Work instructions: Will you write out the data exactly, excluding every picture?

_ _ _ _

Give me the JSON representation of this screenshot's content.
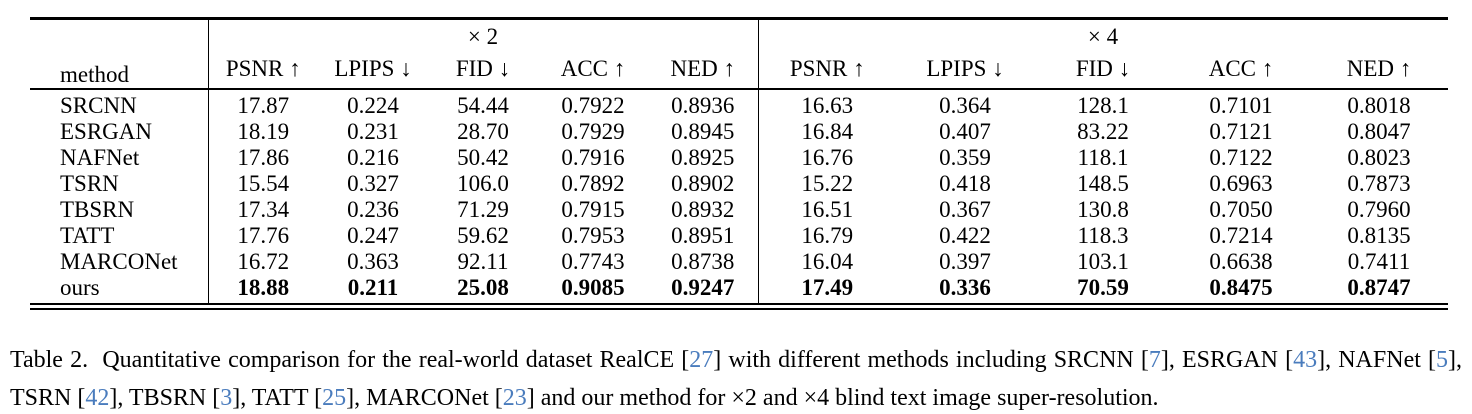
{
  "table": {
    "header": {
      "method_label": "method",
      "group2_label": "× 2",
      "group4_label": "× 4",
      "metrics": [
        "PSNR ↑",
        "LPIPS ↓",
        "FID ↓",
        "ACC ↑",
        "NED ↑"
      ]
    },
    "rows": [
      {
        "method": "SRCNN",
        "bold": false,
        "x2": [
          "17.87",
          "0.224",
          "54.44",
          "0.7922",
          "0.8936"
        ],
        "x4": [
          "16.63",
          "0.364",
          "128.1",
          "0.7101",
          "0.8018"
        ]
      },
      {
        "method": "ESRGAN",
        "bold": false,
        "x2": [
          "18.19",
          "0.231",
          "28.70",
          "0.7929",
          "0.8945"
        ],
        "x4": [
          "16.84",
          "0.407",
          "83.22",
          "0.7121",
          "0.8047"
        ]
      },
      {
        "method": "NAFNet",
        "bold": false,
        "x2": [
          "17.86",
          "0.216",
          "50.42",
          "0.7916",
          "0.8925"
        ],
        "x4": [
          "16.76",
          "0.359",
          "118.1",
          "0.7122",
          "0.8023"
        ]
      },
      {
        "method": "TSRN",
        "bold": false,
        "x2": [
          "15.54",
          "0.327",
          "106.0",
          "0.7892",
          "0.8902"
        ],
        "x4": [
          "15.22",
          "0.418",
          "148.5",
          "0.6963",
          "0.7873"
        ]
      },
      {
        "method": "TBSRN",
        "bold": false,
        "x2": [
          "17.34",
          "0.236",
          "71.29",
          "0.7915",
          "0.8932"
        ],
        "x4": [
          "16.51",
          "0.367",
          "130.8",
          "0.7050",
          "0.7960"
        ]
      },
      {
        "method": "TATT",
        "bold": false,
        "x2": [
          "17.76",
          "0.247",
          "59.62",
          "0.7953",
          "0.8951"
        ],
        "x4": [
          "16.79",
          "0.422",
          "118.3",
          "0.7214",
          "0.8135"
        ]
      },
      {
        "method": "MARCONet",
        "bold": false,
        "x2": [
          "16.72",
          "0.363",
          "92.11",
          "0.7743",
          "0.8738"
        ],
        "x4": [
          "16.04",
          "0.397",
          "103.1",
          "0.6638",
          "0.7411"
        ]
      },
      {
        "method": "ours",
        "bold": true,
        "x2": [
          "18.88",
          "0.211",
          "25.08",
          "0.9085",
          "0.9247"
        ],
        "x4": [
          "17.49",
          "0.336",
          "70.59",
          "0.8475",
          "0.8747"
        ]
      }
    ]
  },
  "caption": {
    "segments": [
      {
        "t": "Table 2.  Quantitative comparison for the real-world dataset RealCE ["
      },
      {
        "c": "27"
      },
      {
        "t": "] with different methods including SRCNN ["
      },
      {
        "c": "7"
      },
      {
        "t": "], ESRGAN ["
      },
      {
        "c": "43"
      },
      {
        "t": "], NAFNet ["
      },
      {
        "c": "5"
      },
      {
        "t": "], TSRN ["
      },
      {
        "c": "42"
      },
      {
        "t": "], TBSRN ["
      },
      {
        "c": "3"
      },
      {
        "t": "], TATT ["
      },
      {
        "c": "25"
      },
      {
        "t": "], MARCONet ["
      },
      {
        "c": "23"
      },
      {
        "t": "] and our method for ×2 and ×4 blind text image super-resolution."
      }
    ]
  },
  "colors": {
    "text": "#000000",
    "citation": "#4a7cbd",
    "background": "#ffffff"
  }
}
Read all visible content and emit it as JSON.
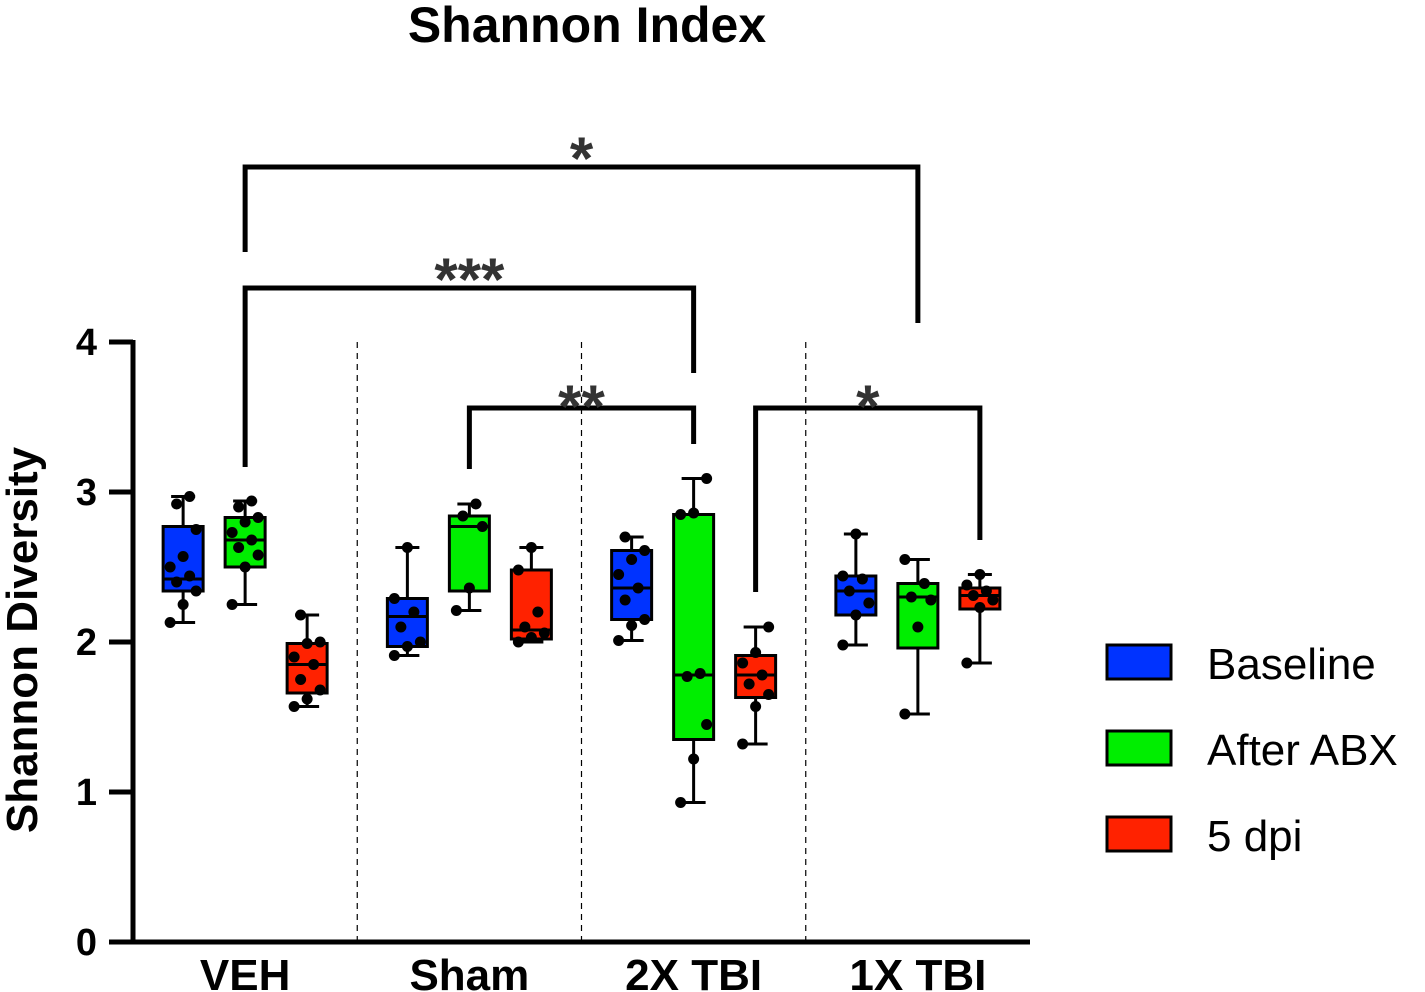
{
  "chart_data": {
    "type": "box",
    "title": "Shannon Index",
    "ylabel": "Shannon Diversity",
    "xlabel": "",
    "ylim": [
      0,
      4
    ],
    "yticks": [
      "0",
      "1",
      "2",
      "3",
      "4"
    ],
    "categories": [
      "VEH",
      "Sham",
      "2X TBI",
      "1X TBI"
    ],
    "grid": false,
    "legend_position": "right",
    "series": [
      {
        "name": "Baseline",
        "color": "#0033ff",
        "boxes": [
          {
            "min": 2.13,
            "q1": 2.34,
            "median": 2.42,
            "q3": 2.77,
            "max": 2.97,
            "points": [
              2.13,
              2.25,
              2.34,
              2.4,
              2.44,
              2.5,
              2.57,
              2.75,
              2.92,
              2.97
            ]
          },
          {
            "min": 1.91,
            "q1": 1.97,
            "median": 2.17,
            "q3": 2.29,
            "max": 2.63,
            "points": [
              1.91,
              1.97,
              2.0,
              2.1,
              2.2,
              2.29,
              2.63
            ]
          },
          {
            "min": 2.01,
            "q1": 2.15,
            "median": 2.36,
            "q3": 2.61,
            "max": 2.7,
            "points": [
              2.01,
              2.11,
              2.15,
              2.28,
              2.36,
              2.45,
              2.55,
              2.61,
              2.7
            ]
          },
          {
            "min": 1.98,
            "q1": 2.18,
            "median": 2.34,
            "q3": 2.44,
            "max": 2.72,
            "points": [
              1.98,
              2.18,
              2.26,
              2.34,
              2.42,
              2.44,
              2.72
            ]
          }
        ]
      },
      {
        "name": "After ABX",
        "color": "#00ee00",
        "boxes": [
          {
            "min": 2.25,
            "q1": 2.5,
            "median": 2.68,
            "q3": 2.83,
            "max": 2.94,
            "points": [
              2.25,
              2.5,
              2.58,
              2.63,
              2.68,
              2.73,
              2.8,
              2.83,
              2.9,
              2.94
            ]
          },
          {
            "min": 2.21,
            "q1": 2.34,
            "median": 2.77,
            "q3": 2.84,
            "max": 2.92,
            "points": [
              2.21,
              2.36,
              2.77,
              2.84,
              2.92
            ]
          },
          {
            "min": 0.93,
            "q1": 1.35,
            "median": 1.78,
            "q3": 2.85,
            "max": 3.09,
            "points": [
              0.93,
              1.22,
              1.45,
              1.77,
              1.79,
              2.85,
              2.86,
              3.09
            ]
          },
          {
            "min": 1.52,
            "q1": 1.96,
            "median": 2.3,
            "q3": 2.39,
            "max": 2.55,
            "points": [
              1.52,
              2.1,
              2.28,
              2.3,
              2.39,
              2.55
            ]
          }
        ]
      },
      {
        "name": "5 dpi",
        "color": "#ff2200",
        "boxes": [
          {
            "min": 1.57,
            "q1": 1.66,
            "median": 1.85,
            "q3": 1.99,
            "max": 2.18,
            "points": [
              1.57,
              1.62,
              1.68,
              1.75,
              1.85,
              1.9,
              1.99,
              2.0,
              2.18
            ]
          },
          {
            "min": 2.0,
            "q1": 2.02,
            "median": 2.08,
            "q3": 2.48,
            "max": 2.63,
            "points": [
              2.0,
              2.03,
              2.06,
              2.1,
              2.2,
              2.48,
              2.63
            ]
          },
          {
            "min": 1.32,
            "q1": 1.63,
            "median": 1.78,
            "q3": 1.91,
            "max": 2.1,
            "points": [
              1.32,
              1.57,
              1.65,
              1.72,
              1.78,
              1.86,
              1.93,
              2.1
            ]
          },
          {
            "min": 1.86,
            "q1": 2.22,
            "median": 2.31,
            "q3": 2.36,
            "max": 2.45,
            "points": [
              1.86,
              2.23,
              2.28,
              2.31,
              2.34,
              2.38,
              2.45
            ]
          }
        ]
      }
    ],
    "significance": [
      {
        "label": "*",
        "from": "VEH / After ABX",
        "to": "1X TBI / After ABX"
      },
      {
        "label": "***",
        "from": "VEH / After ABX",
        "to": "2X TBI / After ABX"
      },
      {
        "label": "**",
        "from": "Sham / After ABX",
        "to": "2X TBI / After ABX"
      },
      {
        "label": "*",
        "from": "2X TBI / 5 dpi",
        "to": "1X TBI / 5 dpi"
      }
    ]
  }
}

_ _ _ _

Response to this task:
Give me the JSON representation of this screenshot's content.
{
  "table": {
    "header": {
      "method_label": "method",
      "group2_label": "× 2",
      "group4_label": "× 4",
      "metrics": [
        "PSNR ↑",
        "LPIPS ↓",
        "FID ↓",
        "ACC ↑",
        "NED ↑"
      ]
    },
    "rows": [
      {
        "method": "SRCNN",
        "bold": false,
        "x2": [
          "17.87",
          "0.224",
          "54.44",
          "0.7922",
          "0.8936"
        ],
        "x4": [
          "16.63",
          "0.364",
          "128.1",
          "0.7101",
          "0.8018"
        ]
      },
      {
        "method": "ESRGAN",
        "bold": false,
        "x2": [
          "18.19",
          "0.231",
          "28.70",
          "0.7929",
          "0.8945"
        ],
        "x4": [
          "16.84",
          "0.407",
          "83.22",
          "0.7121",
          "0.8047"
        ]
      },
      {
        "method": "NAFNet",
        "bold": false,
        "x2": [
          "17.86",
          "0.216",
          "50.42",
          "0.7916",
          "0.8925"
        ],
        "x4": [
          "16.76",
          "0.359",
          "118.1",
          "0.7122",
          "0.8023"
        ]
      },
      {
        "method": "TSRN",
        "bold": false,
        "x2": [
          "15.54",
          "0.327",
          "106.0",
          "0.7892",
          "0.8902"
        ],
        "x4": [
          "15.22",
          "0.418",
          "148.5",
          "0.6963",
          "0.7873"
        ]
      },
      {
        "method": "TBSRN",
        "bold": false,
        "x2": [
          "17.34",
          "0.236",
          "71.29",
          "0.7915",
          "0.8932"
        ],
        "x4": [
          "16.51",
          "0.367",
          "130.8",
          "0.7050",
          "0.7960"
        ]
      },
      {
        "method": "TATT",
        "bold": false,
        "x2": [
          "17.76",
          "0.247",
          "59.62",
          "0.7953",
          "0.8951"
        ],
        "x4": [
          "16.79",
          "0.422",
          "118.3",
          "0.7214",
          "0.8135"
        ]
      },
      {
        "method": "MARCONet",
        "bold": false,
        "x2": [
          "16.72",
          "0.363",
          "92.11",
          "0.7743",
          "0.8738"
        ],
        "x4": [
          "16.04",
          "0.397",
          "103.1",
          "0.6638",
          "0.7411"
        ]
      },
      {
        "method": "ours",
        "bold": true,
        "x2": [
          "18.88",
          "0.211",
          "25.08",
          "0.9085",
          "0.9247"
        ],
        "x4": [
          "17.49",
          "0.336",
          "70.59",
          "0.8475",
          "0.8747"
        ]
      }
    ]
  },
  "caption": {
    "segments": [
      {
        "t": "Table 2.  Quantitative comparison for the real-world dataset RealCE ["
      },
      {
        "c": "27"
      },
      {
        "t": "] with different methods including SRCNN ["
      },
      {
        "c": "7"
      },
      {
        "t": "], ESRGAN ["
      },
      {
        "c": "43"
      },
      {
        "t": "], NAFNet ["
      },
      {
        "c": "5"
      },
      {
        "t": "], TSRN ["
      },
      {
        "c": "42"
      },
      {
        "t": "], TBSRN ["
      },
      {
        "c": "3"
      },
      {
        "t": "], TATT ["
      },
      {
        "c": "25"
      },
      {
        "t": "], MARCONet ["
      },
      {
        "c": "23"
      },
      {
        "t": "] and our method for ×2 and ×4 blind text image super-resolution."
      }
    ]
  },
  "colors": {
    "text": "#000000",
    "citation": "#4a7cbd",
    "background": "#ffffff"
  }
}
Read all visible content and emit it as JSON.
{
  "chart_data": {
    "type": "box",
    "title": "Shannon Index",
    "ylabel": "Shannon Diversity",
    "xlabel": "",
    "ylim": [
      0,
      4
    ],
    "yticks": [
      "0",
      "1",
      "2",
      "3",
      "4"
    ],
    "categories": [
      "VEH",
      "Sham",
      "2X TBI",
      "1X TBI"
    ],
    "grid": false,
    "legend_position": "right",
    "series": [
      {
        "name": "Baseline",
        "color": "#0033ff",
        "boxes": [
          {
            "min": 2.13,
            "q1": 2.34,
            "median": 2.42,
            "q3": 2.77,
            "max": 2.97,
            "points": [
              2.13,
              2.25,
              2.34,
              2.4,
              2.44,
              2.5,
              2.57,
              2.75,
              2.92,
              2.97
            ]
          },
          {
            "min": 1.91,
            "q1": 1.97,
            "median": 2.17,
            "q3": 2.29,
            "max": 2.63,
            "points": [
              1.91,
              1.97,
              2.0,
              2.1,
              2.2,
              2.29,
              2.63
            ]
          },
          {
            "min": 2.01,
            "q1": 2.15,
            "median": 2.36,
            "q3": 2.61,
            "max": 2.7,
            "points": [
              2.01,
              2.11,
              2.15,
              2.28,
              2.36,
              2.45,
              2.55,
              2.61,
              2.7
            ]
          },
          {
            "min": 1.98,
            "q1": 2.18,
            "median": 2.34,
            "q3": 2.44,
            "max": 2.72,
            "points": [
              1.98,
              2.18,
              2.26,
              2.34,
              2.42,
              2.44,
              2.72
            ]
          }
        ]
      },
      {
        "name": "After ABX",
        "color": "#00ee00",
        "boxes": [
          {
            "min": 2.25,
            "q1": 2.5,
            "median": 2.68,
            "q3": 2.83,
            "max": 2.94,
            "points": [
              2.25,
              2.5,
              2.58,
              2.63,
              2.68,
              2.73,
              2.8,
              2.83,
              2.9,
              2.94
            ]
          },
          {
            "min": 2.21,
            "q1": 2.34,
            "median": 2.77,
            "q3": 2.84,
            "max": 2.92,
            "points": [
              2.21,
              2.36,
              2.77,
              2.84,
              2.92
            ]
          },
          {
            "min": 0.93,
            "q1": 1.35,
            "median": 1.78,
            "q3": 2.85,
            "max": 3.09,
            "points": [
              0.93,
              1.22,
              1.45,
              1.77,
              1.79,
              2.85,
              2.86,
              3.09
            ]
          },
          {
            "min": 1.52,
            "q1": 1.96,
            "median": 2.3,
            "q3": 2.39,
            "max": 2.55,
            "points": [
              1.52,
              2.1,
              2.28,
              2.3,
              2.39,
              2.55
            ]
          }
        ]
      },
      {
        "name": "5 dpi",
        "color": "#ff2200",
        "boxes": [
          {
            "min": 1.57,
            "q1": 1.66,
            "median": 1.85,
            "q3": 1.99,
            "max": 2.18,
            "points": [
              1.57,
              1.62,
              1.68,
              1.75,
              1.85,
              1.9,
              1.99,
              2.0,
              2.18
            ]
          },
          {
            "min": 2.0,
            "q1": 2.02,
            "median": 2.08,
            "q3": 2.48,
            "max": 2.63,
            "points": [
              2.0,
              2.03,
              2.06,
              2.1,
              2.2,
              2.48,
              2.63
            ]
          },
          {
            "min": 1.32,
            "q1": 1.63,
            "median": 1.78,
            "q3": 1.91,
            "max": 2.1,
            "points": [
              1.32,
              1.57,
              1.65,
              1.72,
              1.78,
              1.86,
              1.93,
              2.1
            ]
          },
          {
            "min": 1.86,
            "q1": 2.22,
            "median": 2.31,
            "q3": 2.36,
            "max": 2.45,
            "points": [
              1.86,
              2.23,
              2.28,
              2.31,
              2.34,
              2.38,
              2.45
            ]
          }
        ]
      }
    ],
    "significance": [
      {
        "label": "*",
        "from": "VEH / After ABX",
        "to": "1X TBI / After ABX"
      },
      {
        "label": "***",
        "from": "VEH / After ABX",
        "to": "2X TBI / After ABX"
      },
      {
        "label": "**",
        "from": "Sham / After ABX",
        "to": "2X TBI / After ABX"
      },
      {
        "label": "*",
        "from": "2X TBI / 5 dpi",
        "to": "1X TBI / 5 dpi"
      }
    ]
  }
}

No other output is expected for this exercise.